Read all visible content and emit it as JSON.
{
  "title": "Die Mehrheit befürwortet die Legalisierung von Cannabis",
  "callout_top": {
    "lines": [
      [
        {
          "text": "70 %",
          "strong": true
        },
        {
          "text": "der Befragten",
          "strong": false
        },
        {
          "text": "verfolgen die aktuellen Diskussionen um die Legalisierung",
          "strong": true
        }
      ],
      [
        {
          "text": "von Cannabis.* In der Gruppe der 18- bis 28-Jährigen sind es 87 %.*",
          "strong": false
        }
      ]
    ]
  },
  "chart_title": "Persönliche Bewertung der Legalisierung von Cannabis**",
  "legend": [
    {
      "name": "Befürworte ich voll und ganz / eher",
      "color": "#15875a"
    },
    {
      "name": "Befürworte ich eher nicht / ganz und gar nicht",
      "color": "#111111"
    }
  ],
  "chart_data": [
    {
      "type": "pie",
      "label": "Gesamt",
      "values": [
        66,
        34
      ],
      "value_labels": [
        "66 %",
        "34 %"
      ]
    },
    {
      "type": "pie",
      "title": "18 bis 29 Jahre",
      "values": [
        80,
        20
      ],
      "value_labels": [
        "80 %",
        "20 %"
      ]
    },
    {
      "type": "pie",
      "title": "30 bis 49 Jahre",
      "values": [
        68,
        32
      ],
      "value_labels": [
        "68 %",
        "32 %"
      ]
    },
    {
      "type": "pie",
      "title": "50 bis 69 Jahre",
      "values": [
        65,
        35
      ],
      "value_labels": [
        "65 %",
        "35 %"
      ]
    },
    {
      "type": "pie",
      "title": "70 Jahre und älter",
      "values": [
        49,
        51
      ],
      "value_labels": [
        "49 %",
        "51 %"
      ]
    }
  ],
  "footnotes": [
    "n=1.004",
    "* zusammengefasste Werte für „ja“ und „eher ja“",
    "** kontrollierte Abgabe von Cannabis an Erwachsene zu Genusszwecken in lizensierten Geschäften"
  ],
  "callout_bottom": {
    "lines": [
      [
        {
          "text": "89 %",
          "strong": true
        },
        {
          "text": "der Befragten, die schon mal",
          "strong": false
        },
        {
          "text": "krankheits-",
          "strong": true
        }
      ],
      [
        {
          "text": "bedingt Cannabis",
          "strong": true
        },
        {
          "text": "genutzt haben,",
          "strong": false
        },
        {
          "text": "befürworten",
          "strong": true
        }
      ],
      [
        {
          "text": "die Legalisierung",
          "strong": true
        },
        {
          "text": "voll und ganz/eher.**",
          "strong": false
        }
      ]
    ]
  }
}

### REQUIRED WORK
Copy out every line from the data above that has "Befragten" in it.

### RESPONSE FOR THIS EXERCISE
          "text": "der Befragten",
          "text": "der Befragten, die schon mal",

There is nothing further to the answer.